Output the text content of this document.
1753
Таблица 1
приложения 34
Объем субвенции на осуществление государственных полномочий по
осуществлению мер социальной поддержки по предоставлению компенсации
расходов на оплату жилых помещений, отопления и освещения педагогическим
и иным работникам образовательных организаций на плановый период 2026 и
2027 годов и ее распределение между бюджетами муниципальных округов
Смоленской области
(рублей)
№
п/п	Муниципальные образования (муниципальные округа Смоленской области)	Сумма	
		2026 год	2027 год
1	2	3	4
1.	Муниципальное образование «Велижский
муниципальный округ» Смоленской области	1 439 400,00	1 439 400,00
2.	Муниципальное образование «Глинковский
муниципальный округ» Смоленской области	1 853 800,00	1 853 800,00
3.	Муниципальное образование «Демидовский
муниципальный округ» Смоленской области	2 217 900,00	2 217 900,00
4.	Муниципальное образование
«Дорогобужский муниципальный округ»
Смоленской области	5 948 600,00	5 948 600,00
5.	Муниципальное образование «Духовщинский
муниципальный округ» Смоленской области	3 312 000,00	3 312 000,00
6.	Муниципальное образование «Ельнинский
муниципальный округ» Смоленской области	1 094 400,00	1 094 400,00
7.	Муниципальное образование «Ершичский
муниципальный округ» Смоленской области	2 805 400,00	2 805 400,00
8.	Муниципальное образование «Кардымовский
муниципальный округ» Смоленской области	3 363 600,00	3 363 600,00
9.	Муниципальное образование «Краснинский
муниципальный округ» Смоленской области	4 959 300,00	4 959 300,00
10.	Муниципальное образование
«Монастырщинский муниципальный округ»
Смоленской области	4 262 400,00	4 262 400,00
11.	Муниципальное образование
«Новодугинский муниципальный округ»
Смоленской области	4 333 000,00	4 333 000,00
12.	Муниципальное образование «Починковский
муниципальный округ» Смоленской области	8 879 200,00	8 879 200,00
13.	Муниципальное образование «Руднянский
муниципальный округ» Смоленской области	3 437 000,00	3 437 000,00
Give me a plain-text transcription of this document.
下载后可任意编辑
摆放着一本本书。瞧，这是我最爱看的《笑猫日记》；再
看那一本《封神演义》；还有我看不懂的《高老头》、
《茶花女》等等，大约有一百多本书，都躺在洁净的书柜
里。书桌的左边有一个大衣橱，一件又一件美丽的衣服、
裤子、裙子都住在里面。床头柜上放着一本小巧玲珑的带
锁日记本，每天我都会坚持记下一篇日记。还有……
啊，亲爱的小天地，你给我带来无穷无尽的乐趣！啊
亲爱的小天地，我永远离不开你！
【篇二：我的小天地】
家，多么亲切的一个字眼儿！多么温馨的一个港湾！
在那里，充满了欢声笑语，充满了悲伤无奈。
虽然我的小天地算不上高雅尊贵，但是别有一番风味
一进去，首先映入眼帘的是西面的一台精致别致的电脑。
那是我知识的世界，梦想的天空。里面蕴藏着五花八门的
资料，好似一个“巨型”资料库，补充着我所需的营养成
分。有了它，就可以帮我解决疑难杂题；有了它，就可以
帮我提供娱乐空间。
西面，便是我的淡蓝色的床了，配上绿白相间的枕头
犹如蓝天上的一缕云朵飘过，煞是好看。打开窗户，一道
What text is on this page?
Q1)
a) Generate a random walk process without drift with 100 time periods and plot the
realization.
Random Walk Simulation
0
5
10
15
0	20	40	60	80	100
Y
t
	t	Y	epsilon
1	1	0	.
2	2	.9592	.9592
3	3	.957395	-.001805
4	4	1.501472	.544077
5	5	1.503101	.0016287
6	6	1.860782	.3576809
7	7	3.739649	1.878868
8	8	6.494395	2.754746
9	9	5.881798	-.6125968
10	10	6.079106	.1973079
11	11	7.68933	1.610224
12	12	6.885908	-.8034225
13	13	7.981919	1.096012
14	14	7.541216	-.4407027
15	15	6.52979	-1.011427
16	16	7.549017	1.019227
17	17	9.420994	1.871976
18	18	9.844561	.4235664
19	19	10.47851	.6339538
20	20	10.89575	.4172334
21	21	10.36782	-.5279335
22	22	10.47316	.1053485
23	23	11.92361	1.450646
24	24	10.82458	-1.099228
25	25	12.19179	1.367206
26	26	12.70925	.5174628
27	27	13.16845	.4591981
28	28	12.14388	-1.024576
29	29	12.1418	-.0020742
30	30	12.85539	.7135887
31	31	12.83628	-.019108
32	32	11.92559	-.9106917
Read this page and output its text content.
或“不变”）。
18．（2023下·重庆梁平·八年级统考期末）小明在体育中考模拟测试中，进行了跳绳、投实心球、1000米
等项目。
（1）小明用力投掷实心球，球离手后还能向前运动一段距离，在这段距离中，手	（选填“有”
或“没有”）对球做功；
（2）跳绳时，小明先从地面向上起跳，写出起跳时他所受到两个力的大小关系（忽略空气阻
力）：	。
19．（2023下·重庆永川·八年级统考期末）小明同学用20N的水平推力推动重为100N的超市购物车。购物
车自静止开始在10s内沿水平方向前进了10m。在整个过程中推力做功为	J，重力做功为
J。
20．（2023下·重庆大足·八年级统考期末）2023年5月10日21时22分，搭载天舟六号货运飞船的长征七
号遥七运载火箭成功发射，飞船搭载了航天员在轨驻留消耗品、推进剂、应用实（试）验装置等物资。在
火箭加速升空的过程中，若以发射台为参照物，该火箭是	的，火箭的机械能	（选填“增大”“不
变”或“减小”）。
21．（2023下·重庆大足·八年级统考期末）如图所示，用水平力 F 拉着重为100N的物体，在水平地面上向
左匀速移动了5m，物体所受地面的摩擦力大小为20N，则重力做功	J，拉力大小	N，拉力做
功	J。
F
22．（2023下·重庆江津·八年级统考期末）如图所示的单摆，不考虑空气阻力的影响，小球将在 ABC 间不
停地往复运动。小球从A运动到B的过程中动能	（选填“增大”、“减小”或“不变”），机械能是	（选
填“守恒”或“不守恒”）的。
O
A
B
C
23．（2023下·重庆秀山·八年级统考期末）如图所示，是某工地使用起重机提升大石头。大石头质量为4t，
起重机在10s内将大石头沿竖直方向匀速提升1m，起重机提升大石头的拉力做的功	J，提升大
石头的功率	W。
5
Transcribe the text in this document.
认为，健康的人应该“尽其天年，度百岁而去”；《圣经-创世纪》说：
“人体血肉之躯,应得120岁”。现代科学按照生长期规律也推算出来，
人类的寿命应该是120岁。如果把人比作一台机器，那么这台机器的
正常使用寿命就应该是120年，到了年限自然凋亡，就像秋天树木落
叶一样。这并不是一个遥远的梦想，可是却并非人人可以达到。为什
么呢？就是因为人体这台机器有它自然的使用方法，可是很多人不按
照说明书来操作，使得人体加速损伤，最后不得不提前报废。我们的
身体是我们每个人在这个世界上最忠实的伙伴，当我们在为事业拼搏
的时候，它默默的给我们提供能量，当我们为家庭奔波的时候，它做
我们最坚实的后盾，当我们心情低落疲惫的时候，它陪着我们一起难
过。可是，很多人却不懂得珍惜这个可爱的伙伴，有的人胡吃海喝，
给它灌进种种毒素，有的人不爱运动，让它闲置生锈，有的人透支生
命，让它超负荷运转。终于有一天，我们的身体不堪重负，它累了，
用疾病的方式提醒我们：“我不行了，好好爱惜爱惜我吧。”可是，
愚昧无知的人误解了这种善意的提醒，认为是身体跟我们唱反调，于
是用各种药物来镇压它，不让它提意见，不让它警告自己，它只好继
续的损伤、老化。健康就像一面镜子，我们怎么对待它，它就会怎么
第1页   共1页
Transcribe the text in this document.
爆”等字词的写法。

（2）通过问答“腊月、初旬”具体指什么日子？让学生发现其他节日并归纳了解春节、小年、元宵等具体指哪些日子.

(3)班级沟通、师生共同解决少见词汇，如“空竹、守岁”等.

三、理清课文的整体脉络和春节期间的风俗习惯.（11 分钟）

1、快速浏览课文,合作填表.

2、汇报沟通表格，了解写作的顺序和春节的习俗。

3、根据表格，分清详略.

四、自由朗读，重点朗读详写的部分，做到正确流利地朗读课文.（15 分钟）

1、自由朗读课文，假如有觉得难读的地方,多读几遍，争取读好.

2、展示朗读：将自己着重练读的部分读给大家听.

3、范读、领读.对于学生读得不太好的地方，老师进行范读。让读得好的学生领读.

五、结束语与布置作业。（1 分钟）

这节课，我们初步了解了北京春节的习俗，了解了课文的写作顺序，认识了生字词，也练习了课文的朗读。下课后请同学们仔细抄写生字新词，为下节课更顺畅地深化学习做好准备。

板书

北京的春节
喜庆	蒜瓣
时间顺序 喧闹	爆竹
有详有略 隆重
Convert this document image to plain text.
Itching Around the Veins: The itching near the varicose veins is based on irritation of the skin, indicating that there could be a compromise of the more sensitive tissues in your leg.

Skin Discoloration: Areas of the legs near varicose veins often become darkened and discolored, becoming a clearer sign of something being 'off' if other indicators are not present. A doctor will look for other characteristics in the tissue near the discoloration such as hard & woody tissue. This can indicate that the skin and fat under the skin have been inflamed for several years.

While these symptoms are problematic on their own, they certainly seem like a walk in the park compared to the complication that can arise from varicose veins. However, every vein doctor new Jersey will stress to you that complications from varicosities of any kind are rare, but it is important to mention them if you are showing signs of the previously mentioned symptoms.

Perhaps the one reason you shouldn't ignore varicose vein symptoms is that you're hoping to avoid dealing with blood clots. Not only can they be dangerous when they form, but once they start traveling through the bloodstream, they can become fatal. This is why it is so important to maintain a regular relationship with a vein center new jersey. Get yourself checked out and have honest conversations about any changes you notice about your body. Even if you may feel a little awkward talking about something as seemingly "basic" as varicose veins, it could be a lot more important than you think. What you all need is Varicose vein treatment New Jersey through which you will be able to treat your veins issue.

Exercise brief ->
Where a line in the material above holds "八年级统考期末", copy that line.

Written solution ->
18．（2023下·重庆梁平·八年级统考期末）小明在体育中考模拟测试中，进行了跳绳、投实心球、1000米
19．（2023下·重庆永川·八年级统考期末）小明同学用20N的水平推力推动重为100N的超市购物车。购物
20．（2023下·重庆大足·八年级统考期末）2023年5月10日21时22分，搭载天舟六号货运飞船的长征七
21．（2023下·重庆大足·八年级统考期末）如图所示，用水平力 F 拉着重为100N的物体，在水平地面上向
22．（2023下·重庆江津·八年级统考期末）如图所示的单摆，不考虑空气阻力的影响，小球将在 ABC 间不
23．（2023下·重庆秀山·八年级统考期末）如图所示，是某工地使用起重机提升大石头。大石头质量为4t，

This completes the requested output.